# WHAT THE EXERCISE ASKS
Pictures aside, quote the whole listing exactly.
##### MATERIAL #####
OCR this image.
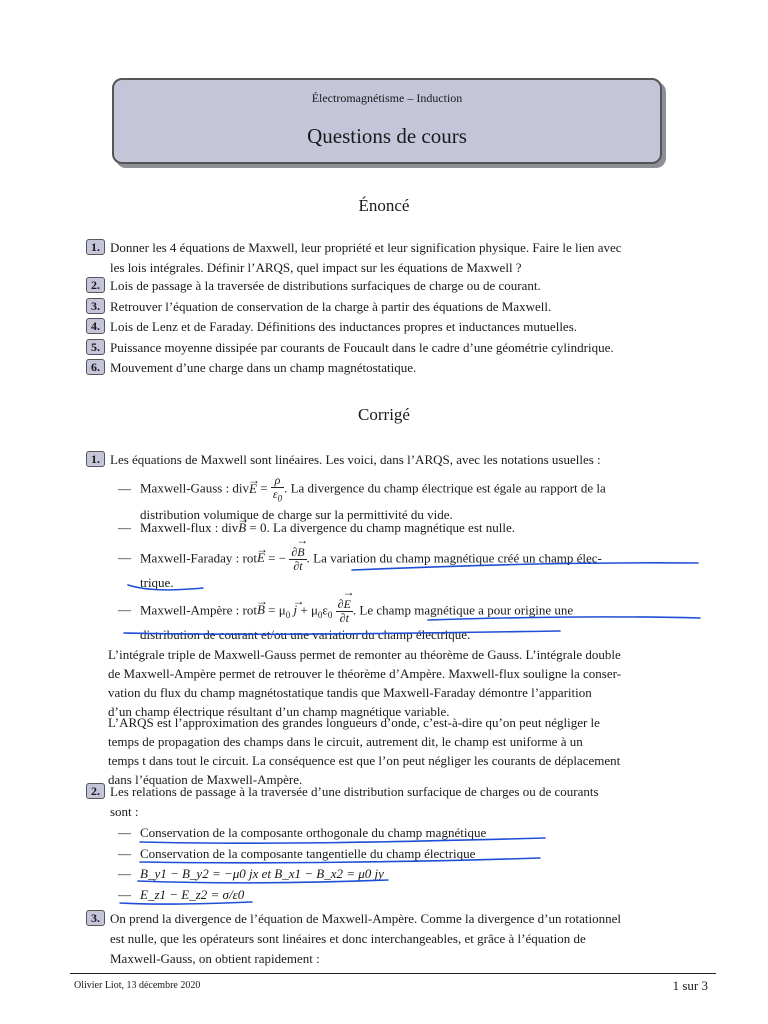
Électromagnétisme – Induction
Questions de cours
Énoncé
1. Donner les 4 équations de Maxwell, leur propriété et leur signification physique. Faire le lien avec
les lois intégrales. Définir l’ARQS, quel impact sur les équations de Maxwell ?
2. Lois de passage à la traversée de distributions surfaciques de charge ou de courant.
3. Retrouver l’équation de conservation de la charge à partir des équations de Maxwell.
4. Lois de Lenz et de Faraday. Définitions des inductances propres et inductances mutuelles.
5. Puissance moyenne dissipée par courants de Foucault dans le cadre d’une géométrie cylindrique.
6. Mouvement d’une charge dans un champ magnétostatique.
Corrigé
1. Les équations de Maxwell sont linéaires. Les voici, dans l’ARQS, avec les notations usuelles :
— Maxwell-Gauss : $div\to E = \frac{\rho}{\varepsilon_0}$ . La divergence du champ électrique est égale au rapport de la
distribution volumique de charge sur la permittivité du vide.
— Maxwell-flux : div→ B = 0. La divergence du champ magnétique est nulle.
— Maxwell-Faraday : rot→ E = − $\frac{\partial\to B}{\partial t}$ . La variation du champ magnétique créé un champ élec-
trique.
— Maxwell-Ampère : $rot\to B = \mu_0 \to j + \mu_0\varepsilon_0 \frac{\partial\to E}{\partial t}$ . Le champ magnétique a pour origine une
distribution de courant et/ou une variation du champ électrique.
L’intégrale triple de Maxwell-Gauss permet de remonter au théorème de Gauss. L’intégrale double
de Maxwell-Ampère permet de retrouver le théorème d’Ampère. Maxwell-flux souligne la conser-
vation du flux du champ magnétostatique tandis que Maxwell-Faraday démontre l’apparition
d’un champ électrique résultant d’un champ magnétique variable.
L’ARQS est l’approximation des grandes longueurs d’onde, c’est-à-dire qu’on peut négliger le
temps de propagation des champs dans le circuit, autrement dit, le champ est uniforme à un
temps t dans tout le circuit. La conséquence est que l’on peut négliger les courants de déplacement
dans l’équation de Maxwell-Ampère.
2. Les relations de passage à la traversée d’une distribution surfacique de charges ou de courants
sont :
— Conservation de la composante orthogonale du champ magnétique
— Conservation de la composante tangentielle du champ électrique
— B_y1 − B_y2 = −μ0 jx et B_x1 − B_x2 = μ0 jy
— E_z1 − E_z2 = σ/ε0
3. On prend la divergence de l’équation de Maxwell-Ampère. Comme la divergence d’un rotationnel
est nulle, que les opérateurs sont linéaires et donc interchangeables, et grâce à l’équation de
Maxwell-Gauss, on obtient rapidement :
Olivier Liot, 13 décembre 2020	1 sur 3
#####
# ANSWER FOR THIS EXERCISE
OCR this image.
Électromagnétisme – Induction
Questions de cours
Énoncé
1. Donner les 4 équations de Maxwell, leur propriété et leur signification physique. Faire le lien avec
les lois intégrales. Définir l’ARQS, quel impact sur les équations de Maxwell ?
2. Lois de passage à la traversée de distributions surfaciques de charge ou de courant.
3. Retrouver l’équation de conservation de la charge à partir des équations de Maxwell.
4. Lois de Lenz et de Faraday. Définitions des inductances propres et inductances mutuelles.
5. Puissance moyenne dissipée par courants de Foucault dans le cadre d’une géométrie cylindrique.
6. Mouvement d’une charge dans un champ magnétostatique.
Corrigé
1. Les équations de Maxwell sont linéaires. Les voici, dans l’ARQS, avec les notations usuelles :
— Maxwell-Gauss : $div\to E = \frac{\rho}{\varepsilon_0}$ . La divergence du champ électrique est égale au rapport de la
distribution volumique de charge sur la permittivité du vide.
— Maxwell-flux : div→ B = 0. La divergence du champ magnétique est nulle.
— Maxwell-Faraday : rot→ E = − $\frac{\partial\to B}{\partial t}$ . La variation du champ magnétique créé un champ élec-
trique.
— Maxwell-Ampère : $rot\to B = \mu_0 \to j + \mu_0\varepsilon_0 \frac{\partial\to E}{\partial t}$ . Le champ magnétique a pour origine une
distribution de courant et/ou une variation du champ électrique.
L’intégrale triple de Maxwell-Gauss permet de remonter au théorème de Gauss. L’intégrale double
de Maxwell-Ampère permet de retrouver le théorème d’Ampère. Maxwell-flux souligne la conser-
vation du flux du champ magnétostatique tandis que Maxwell-Faraday démontre l’apparition
d’un champ électrique résultant d’un champ magnétique variable.
L’ARQS est l’approximation des grandes longueurs d’onde, c’est-à-dire qu’on peut négliger le
temps de propagation des champs dans le circuit, autrement dit, le champ est uniforme à un
temps t dans tout le circuit. La conséquence est que l’on peut négliger les courants de déplacement
dans l’équation de Maxwell-Ampère.
2. Les relations de passage à la traversée d’une distribution surfacique de charges ou de courants
sont :
— Conservation de la composante orthogonale du champ magnétique
— Conservation de la composante tangentielle du champ électrique
— B_y1 − B_y2 = −μ0 jx et B_x1 − B_x2 = μ0 jy
— E_z1 − E_z2 = σ/ε0
3. On prend la divergence de l’équation de Maxwell-Ampère. Comme la divergence d’un rotationnel
est nulle, que les opérateurs sont linéaires et donc interchangeables, et grâce à l’équation de
Maxwell-Gauss, on obtient rapidement :
Olivier Liot, 13 décembre 2020	1 sur 3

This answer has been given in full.